◆ **The request**: Work out the number of lines in the listing that include the string "company". Reply with that number alone.
>>>>>
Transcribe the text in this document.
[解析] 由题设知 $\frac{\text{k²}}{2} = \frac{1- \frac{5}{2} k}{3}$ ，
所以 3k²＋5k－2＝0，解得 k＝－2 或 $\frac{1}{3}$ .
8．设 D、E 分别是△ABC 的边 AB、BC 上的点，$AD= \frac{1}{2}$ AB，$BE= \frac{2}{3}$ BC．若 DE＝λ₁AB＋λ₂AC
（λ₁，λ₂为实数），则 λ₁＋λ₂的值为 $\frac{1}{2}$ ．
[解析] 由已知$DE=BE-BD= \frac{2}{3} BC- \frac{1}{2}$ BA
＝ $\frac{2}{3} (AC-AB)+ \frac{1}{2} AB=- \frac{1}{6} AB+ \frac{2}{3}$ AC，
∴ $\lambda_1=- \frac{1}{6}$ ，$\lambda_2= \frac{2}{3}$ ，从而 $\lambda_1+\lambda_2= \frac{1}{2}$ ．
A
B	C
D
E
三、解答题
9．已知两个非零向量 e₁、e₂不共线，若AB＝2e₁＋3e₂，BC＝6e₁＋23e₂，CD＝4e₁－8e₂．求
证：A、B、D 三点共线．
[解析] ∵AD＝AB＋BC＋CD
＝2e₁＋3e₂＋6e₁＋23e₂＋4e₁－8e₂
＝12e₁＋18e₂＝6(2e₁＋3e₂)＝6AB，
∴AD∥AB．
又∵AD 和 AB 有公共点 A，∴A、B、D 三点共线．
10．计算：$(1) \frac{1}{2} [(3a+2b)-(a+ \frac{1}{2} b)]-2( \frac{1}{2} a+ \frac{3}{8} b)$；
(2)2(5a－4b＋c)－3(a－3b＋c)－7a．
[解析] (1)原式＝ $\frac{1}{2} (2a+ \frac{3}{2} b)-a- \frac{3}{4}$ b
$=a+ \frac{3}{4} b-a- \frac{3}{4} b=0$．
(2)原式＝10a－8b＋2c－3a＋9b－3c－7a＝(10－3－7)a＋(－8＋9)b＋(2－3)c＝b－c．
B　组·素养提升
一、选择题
<<<<<
>>>>>
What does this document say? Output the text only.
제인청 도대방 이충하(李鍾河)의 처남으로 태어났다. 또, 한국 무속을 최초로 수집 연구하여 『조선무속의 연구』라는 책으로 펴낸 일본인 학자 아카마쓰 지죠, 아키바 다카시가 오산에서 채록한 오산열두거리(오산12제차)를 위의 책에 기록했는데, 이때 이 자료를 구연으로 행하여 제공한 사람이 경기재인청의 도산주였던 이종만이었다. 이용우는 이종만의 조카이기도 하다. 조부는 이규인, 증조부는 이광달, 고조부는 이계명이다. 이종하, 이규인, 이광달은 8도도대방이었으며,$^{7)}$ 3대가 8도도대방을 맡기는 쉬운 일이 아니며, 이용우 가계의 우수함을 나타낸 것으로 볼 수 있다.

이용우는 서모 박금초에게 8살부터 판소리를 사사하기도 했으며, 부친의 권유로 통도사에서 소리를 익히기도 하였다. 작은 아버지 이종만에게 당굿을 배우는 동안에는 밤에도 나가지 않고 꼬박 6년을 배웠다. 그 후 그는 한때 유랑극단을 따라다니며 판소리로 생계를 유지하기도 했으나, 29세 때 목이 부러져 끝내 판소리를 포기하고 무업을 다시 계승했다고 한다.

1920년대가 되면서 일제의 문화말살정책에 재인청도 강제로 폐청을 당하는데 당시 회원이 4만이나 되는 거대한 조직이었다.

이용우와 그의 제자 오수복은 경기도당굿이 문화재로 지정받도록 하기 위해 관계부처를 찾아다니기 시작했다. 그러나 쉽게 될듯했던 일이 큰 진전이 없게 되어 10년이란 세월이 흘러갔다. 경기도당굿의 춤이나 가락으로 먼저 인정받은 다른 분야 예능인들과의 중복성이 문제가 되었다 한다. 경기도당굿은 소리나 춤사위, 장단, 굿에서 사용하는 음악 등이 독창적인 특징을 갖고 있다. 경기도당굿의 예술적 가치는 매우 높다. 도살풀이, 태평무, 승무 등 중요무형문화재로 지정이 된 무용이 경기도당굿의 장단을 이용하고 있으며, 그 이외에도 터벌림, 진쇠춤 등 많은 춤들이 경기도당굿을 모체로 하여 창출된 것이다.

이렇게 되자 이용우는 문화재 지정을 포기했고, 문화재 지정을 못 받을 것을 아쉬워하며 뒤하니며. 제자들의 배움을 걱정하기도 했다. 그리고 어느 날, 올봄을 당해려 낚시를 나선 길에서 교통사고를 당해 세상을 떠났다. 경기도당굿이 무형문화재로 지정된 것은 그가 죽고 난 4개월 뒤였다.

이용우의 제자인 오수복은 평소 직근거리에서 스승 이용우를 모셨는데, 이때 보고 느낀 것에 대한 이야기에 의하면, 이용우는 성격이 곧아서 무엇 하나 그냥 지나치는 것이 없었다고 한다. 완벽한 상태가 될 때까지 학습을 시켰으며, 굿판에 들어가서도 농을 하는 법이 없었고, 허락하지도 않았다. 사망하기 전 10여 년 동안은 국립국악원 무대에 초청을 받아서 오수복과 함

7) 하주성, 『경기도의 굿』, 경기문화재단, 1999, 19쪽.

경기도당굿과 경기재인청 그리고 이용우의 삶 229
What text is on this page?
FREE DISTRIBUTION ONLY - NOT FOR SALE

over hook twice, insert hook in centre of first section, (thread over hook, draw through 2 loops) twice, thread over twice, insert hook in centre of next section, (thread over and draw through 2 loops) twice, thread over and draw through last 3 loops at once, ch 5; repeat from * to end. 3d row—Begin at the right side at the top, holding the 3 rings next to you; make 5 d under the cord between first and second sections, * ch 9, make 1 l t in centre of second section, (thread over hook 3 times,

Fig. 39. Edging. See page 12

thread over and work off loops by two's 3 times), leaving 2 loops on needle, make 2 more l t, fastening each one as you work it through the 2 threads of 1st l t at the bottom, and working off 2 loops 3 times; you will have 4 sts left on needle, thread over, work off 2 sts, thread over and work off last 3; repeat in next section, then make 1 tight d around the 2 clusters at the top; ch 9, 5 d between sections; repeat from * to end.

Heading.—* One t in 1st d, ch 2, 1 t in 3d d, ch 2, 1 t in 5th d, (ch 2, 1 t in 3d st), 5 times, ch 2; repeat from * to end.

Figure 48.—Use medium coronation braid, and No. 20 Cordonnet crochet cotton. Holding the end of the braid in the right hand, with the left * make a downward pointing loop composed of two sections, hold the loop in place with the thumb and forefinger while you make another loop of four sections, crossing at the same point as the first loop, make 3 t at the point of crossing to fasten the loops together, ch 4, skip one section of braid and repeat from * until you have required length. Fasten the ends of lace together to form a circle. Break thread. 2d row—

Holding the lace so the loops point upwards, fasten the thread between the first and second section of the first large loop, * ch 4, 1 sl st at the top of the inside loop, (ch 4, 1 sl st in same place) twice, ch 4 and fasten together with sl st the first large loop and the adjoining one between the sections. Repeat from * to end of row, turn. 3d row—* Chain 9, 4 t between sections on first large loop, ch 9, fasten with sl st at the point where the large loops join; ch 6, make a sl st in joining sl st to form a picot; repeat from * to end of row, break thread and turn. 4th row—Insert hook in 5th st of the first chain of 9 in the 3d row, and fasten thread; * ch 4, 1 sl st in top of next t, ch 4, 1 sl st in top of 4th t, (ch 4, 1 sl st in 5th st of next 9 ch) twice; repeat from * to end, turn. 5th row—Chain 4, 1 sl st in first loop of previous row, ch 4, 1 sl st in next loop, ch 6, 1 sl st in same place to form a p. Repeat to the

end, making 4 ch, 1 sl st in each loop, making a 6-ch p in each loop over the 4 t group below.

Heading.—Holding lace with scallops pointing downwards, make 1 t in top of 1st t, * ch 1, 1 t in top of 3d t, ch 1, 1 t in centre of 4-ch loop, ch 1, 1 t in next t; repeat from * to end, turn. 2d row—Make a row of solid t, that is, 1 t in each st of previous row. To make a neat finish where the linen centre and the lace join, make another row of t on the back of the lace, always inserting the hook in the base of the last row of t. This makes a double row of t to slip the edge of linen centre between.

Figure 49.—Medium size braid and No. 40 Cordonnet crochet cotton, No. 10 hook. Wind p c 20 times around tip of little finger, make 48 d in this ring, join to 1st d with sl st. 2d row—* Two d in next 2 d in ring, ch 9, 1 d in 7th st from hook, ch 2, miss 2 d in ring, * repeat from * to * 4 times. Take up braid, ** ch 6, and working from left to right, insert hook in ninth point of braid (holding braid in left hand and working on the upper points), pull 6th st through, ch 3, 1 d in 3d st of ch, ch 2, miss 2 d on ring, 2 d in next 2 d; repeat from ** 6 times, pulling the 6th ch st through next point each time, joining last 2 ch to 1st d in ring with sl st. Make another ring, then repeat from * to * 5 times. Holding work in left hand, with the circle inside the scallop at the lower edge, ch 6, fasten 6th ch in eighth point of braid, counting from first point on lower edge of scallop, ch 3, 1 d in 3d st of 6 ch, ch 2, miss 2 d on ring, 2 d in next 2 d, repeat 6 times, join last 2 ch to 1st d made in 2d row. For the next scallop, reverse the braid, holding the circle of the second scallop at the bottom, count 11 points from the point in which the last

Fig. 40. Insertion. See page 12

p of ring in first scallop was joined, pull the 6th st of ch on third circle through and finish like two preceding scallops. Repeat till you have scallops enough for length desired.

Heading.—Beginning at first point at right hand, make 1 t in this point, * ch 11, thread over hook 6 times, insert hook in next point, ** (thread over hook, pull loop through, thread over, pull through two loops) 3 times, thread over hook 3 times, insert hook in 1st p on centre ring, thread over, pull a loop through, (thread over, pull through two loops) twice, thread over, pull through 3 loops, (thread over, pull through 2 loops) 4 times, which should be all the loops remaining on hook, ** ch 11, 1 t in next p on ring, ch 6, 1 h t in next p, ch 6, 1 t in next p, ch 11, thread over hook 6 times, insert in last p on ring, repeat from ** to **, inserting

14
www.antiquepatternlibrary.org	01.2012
<<<<<
>>>>>
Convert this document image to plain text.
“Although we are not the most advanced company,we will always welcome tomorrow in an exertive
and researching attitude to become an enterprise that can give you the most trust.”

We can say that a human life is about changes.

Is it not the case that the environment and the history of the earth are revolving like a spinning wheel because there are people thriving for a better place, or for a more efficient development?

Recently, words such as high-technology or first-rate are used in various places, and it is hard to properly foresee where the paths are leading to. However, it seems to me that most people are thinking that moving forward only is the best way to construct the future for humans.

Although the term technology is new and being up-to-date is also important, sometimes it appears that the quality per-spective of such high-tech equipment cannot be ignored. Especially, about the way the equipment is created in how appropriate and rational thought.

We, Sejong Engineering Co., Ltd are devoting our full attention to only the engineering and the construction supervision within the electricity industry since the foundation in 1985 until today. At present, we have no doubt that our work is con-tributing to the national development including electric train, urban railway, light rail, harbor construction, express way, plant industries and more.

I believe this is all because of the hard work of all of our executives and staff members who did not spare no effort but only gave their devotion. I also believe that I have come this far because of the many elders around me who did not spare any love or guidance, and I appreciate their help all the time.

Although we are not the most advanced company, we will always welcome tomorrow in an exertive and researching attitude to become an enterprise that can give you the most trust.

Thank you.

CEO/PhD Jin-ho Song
<<<<<
◆ **Answer**: 2